-- START OF Extracted information --

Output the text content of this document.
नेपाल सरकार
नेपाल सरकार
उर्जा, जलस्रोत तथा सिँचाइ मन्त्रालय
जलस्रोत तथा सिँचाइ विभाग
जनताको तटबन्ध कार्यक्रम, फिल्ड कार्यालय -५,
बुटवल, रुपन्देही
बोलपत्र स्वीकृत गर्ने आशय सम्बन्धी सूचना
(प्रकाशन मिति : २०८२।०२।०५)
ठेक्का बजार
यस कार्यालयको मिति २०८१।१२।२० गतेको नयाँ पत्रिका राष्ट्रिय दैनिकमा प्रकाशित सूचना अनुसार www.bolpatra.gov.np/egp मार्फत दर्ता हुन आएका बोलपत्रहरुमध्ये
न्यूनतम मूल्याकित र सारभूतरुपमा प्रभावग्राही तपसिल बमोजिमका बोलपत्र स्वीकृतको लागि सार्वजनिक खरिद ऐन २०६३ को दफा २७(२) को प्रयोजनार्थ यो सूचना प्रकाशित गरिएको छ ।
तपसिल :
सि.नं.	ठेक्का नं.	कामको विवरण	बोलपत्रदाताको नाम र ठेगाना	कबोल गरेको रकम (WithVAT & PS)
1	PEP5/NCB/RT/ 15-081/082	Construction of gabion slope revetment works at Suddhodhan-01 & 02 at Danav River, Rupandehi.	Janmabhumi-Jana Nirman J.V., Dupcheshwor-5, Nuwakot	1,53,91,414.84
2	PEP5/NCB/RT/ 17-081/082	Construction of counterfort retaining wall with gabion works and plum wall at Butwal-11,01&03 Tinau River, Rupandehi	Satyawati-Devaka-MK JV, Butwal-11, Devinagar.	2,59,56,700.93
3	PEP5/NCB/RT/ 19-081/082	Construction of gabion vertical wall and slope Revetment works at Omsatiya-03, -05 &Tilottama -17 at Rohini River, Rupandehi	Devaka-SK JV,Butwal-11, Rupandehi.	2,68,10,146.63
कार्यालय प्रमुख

-- END OF Extracted information --

Output the listing above without altering a single character.

Output the text content of this document.
नेपाल सरकार
नेपाल सरकार
उर्जा, जलस्रोत तथा सिँचाइ मन्त्रालय
जलस्रोत तथा सिँचाइ विभाग
जनताको तटबन्ध कार्यक्रम, फिल्ड कार्यालय -५,
बुटवल, रुपन्देही
बोलपत्र स्वीकृत गर्ने आशय सम्बन्धी सूचना
(प्रकाशन मिति : २०८२।०२।०५)
ठेक्का बजार
यस कार्यालयको मिति २०८१।१२।२० गतेको नयाँ पत्रिका राष्ट्रिय दैनिकमा प्रकाशित सूचना अनुसार www.bolpatra.gov.np/egp मार्फत दर्ता हुन आएका बोलपत्रहरुमध्ये
न्यूनतम मूल्याकित र सारभूतरुपमा प्रभावग्राही तपसिल बमोजिमका बोलपत्र स्वीकृतको लागि सार्वजनिक खरिद ऐन २०६३ को दफा २७(२) को प्रयोजनार्थ यो सूचना प्रकाशित गरिएको छ ।
तपसिल :
सि.नं.	ठेक्का नं.	कामको विवरण	बोलपत्रदाताको नाम र ठेगाना	कबोल गरेको रकम (WithVAT & PS)
1	PEP5/NCB/RT/ 15-081/082	Construction of gabion slope revetment works at Suddhodhan-01 & 02 at Danav River, Rupandehi.	Janmabhumi-Jana Nirman J.V., Dupcheshwor-5, Nuwakot	1,53,91,414.84
2	PEP5/NCB/RT/ 17-081/082	Construction of counterfort retaining wall with gabion works and plum wall at Butwal-11,01&03 Tinau River, Rupandehi	Satyawati-Devaka-MK JV, Butwal-11, Devinagar.	2,59,56,700.93
3	PEP5/NCB/RT/ 19-081/082	Construction of gabion vertical wall and slope Revetment works at Omsatiya-03, -05 &Tilottama -17 at Rohini River, Rupandehi	Devaka-SK JV,Butwal-11, Rupandehi.	2,68,10,146.63
कार्यालय प्रमुख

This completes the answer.